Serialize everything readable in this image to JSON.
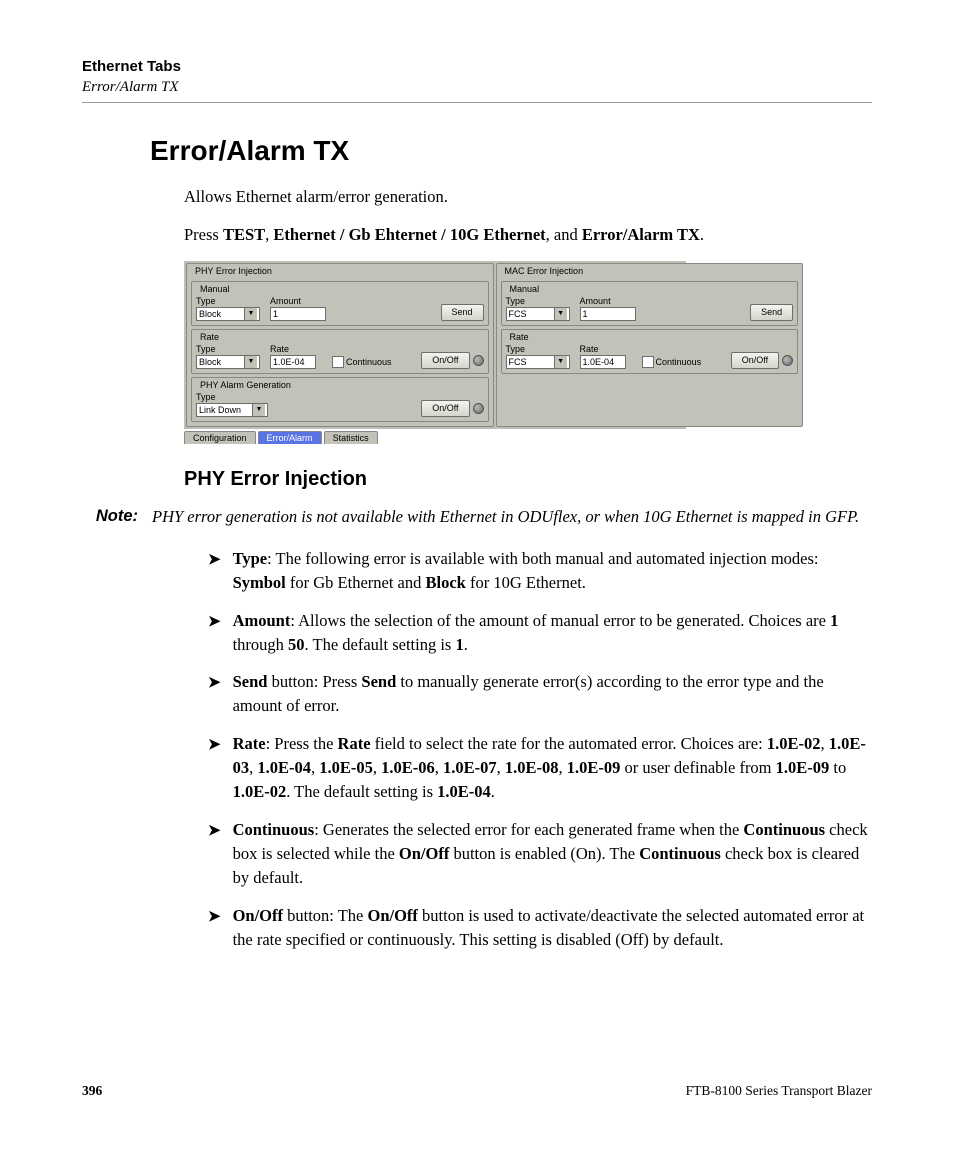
{
  "running_head": {
    "chapter": "Ethernet Tabs",
    "section": "Error/Alarm TX"
  },
  "title": "Error/Alarm TX",
  "intro1": "Allows Ethernet alarm/error generation.",
  "intro2": {
    "pre": "Press ",
    "b1": "TEST",
    "mid1": ", ",
    "b2": "Ethernet / Gb Ehternet / 10G Ethernet",
    "mid2": ", and ",
    "b3": "Error/Alarm TX",
    "post": "."
  },
  "ui": {
    "phy_group": "PHY Error Injection",
    "mac_group": "MAC Error Injection",
    "sub_manual": "Manual",
    "sub_rate": "Rate",
    "alarm_group": "PHY Alarm Generation",
    "lbl_type": "Type",
    "lbl_amount": "Amount",
    "lbl_rate": "Rate",
    "val_block": "Block",
    "val_fcs": "FCS",
    "val_amount": "1",
    "val_rate": "1.0E-04",
    "chk_cont": "Continuous",
    "btn_send": "Send",
    "btn_onoff": "On/Off",
    "val_linkdown": "Link Down",
    "tab_config": "Configuration",
    "tab_err": "Error/Alarm",
    "tab_stats": "Statistics"
  },
  "sub_heading": "PHY Error Injection",
  "note": {
    "label": "Note:",
    "text": "PHY error generation is not available with Ethernet in ODUflex, or when 10G Ethernet is mapped in GFP."
  },
  "bullets": {
    "type": {
      "b1": "Type",
      "t1": ": The following error is available with both manual and automated injection modes: ",
      "b2": "Symbol",
      "t2": " for Gb Ethernet and ",
      "b3": "Block",
      "t3": " for 10G Ethernet."
    },
    "amount": {
      "b1": "Amount",
      "t1": ": Allows the selection of the amount of manual error to be generated. Choices are ",
      "b2": "1",
      "t2": " through ",
      "b3": "50",
      "t3": ". The default setting is ",
      "b4": "1",
      "t4": "."
    },
    "send": {
      "b1": "Send",
      "t1": " button: Press ",
      "b2": "Send",
      "t2": " to manually generate error(s) according to the error type and the amount of error."
    },
    "rate": {
      "b1": "Rate",
      "t1": ": Press the ",
      "b2": "Rate",
      "t2": " field to select the rate for the automated error. Choices are: ",
      "b3": "1.0E-02",
      "c1": ", ",
      "b4": "1.0E-03",
      "c2": ", ",
      "b5": "1.0E-04",
      "c3": ", ",
      "b6": "1.0E-05",
      "c4": ", ",
      "b7": "1.0E-06",
      "c5": ", ",
      "b8": "1.0E-07",
      "c6": ", ",
      "b9": "1.0E-08",
      "c7": ", ",
      "b10": "1.0E-09",
      "t3": " or user definable from ",
      "b11": "1.0E-09",
      "t4": " to ",
      "b12": "1.0E-02",
      "t5": ". The default setting is ",
      "b13": "1.0E-04",
      "t6": "."
    },
    "cont": {
      "b1": "Continuous",
      "t1": ": Generates the selected error for each generated frame when the ",
      "b2": "Continuous",
      "t2": " check box is selected while the ",
      "b3": "On/Off",
      "t3": " button is enabled (On). The ",
      "b4": "Continuous",
      "t4": " check box is cleared by default."
    },
    "onoff": {
      "b1": "On/Off",
      "t1": " button: The ",
      "b2": "On/Off",
      "t2": " button is used to activate/deactivate the selected automated error at the rate specified or continuously. This setting is disabled (Off) by default."
    }
  },
  "footer": {
    "page": "396",
    "product": "FTB-8100 Series Transport Blazer"
  }
}
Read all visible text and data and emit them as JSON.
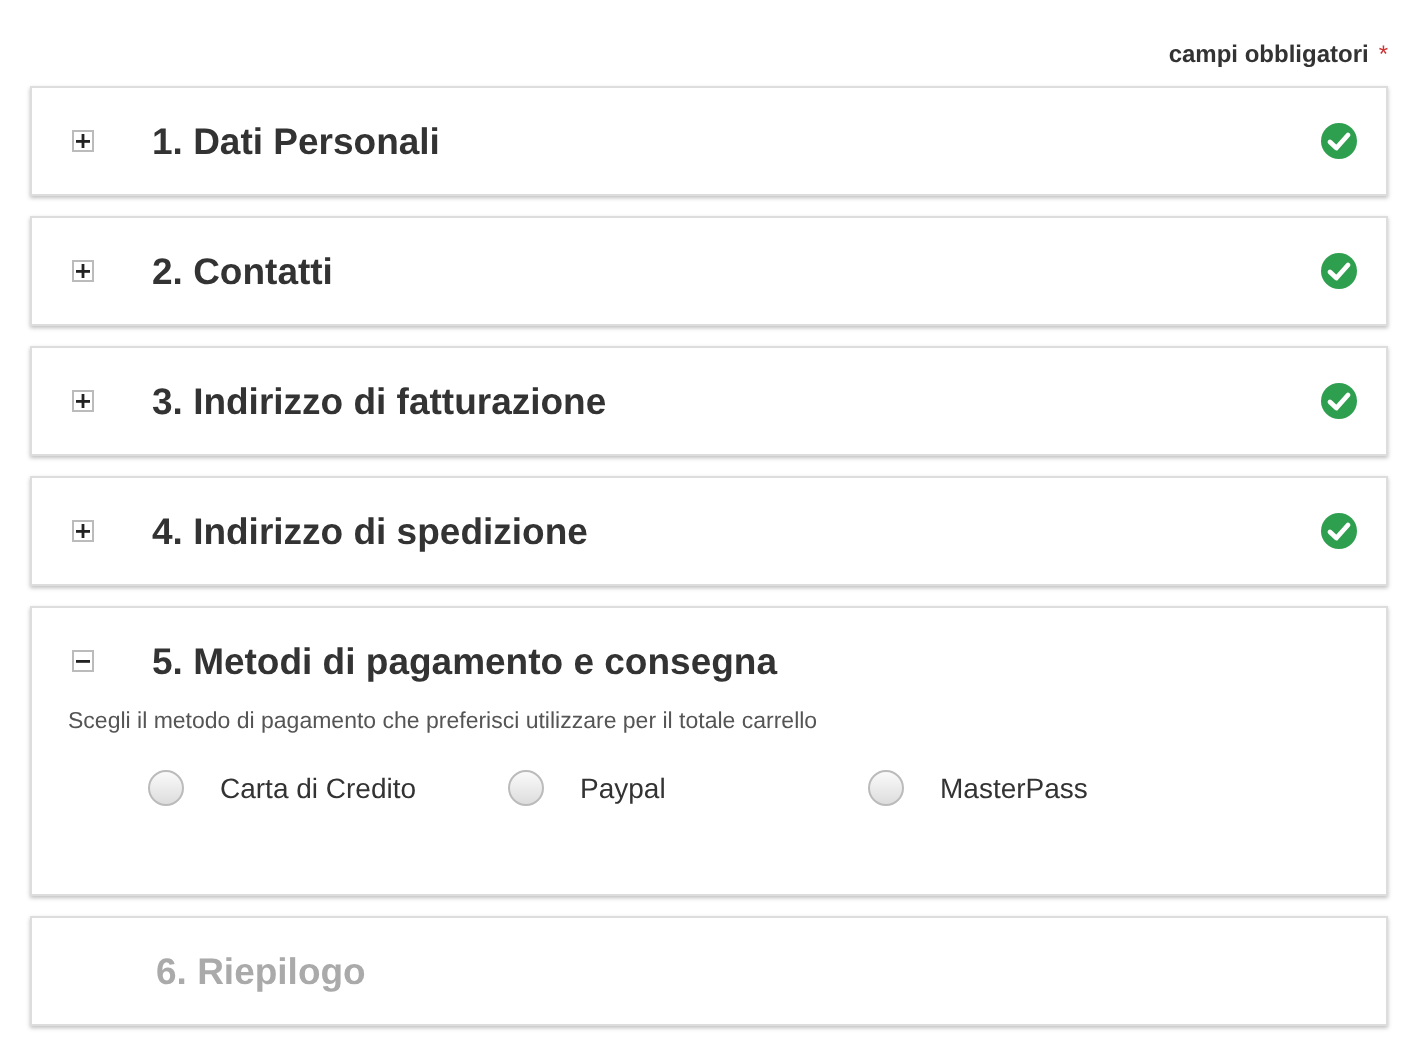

────────────────────────────────────────

TASK REQUIREMENTS: Locate the string "Choices" in the listing above and copy every line where it occurs.

EXERCISE ANSWER:
      "t1": ": Allows the selection of the amount of manual error to be generated. Choices are ",
      "t2": " field to select the rate for the automated error. Choices are: ",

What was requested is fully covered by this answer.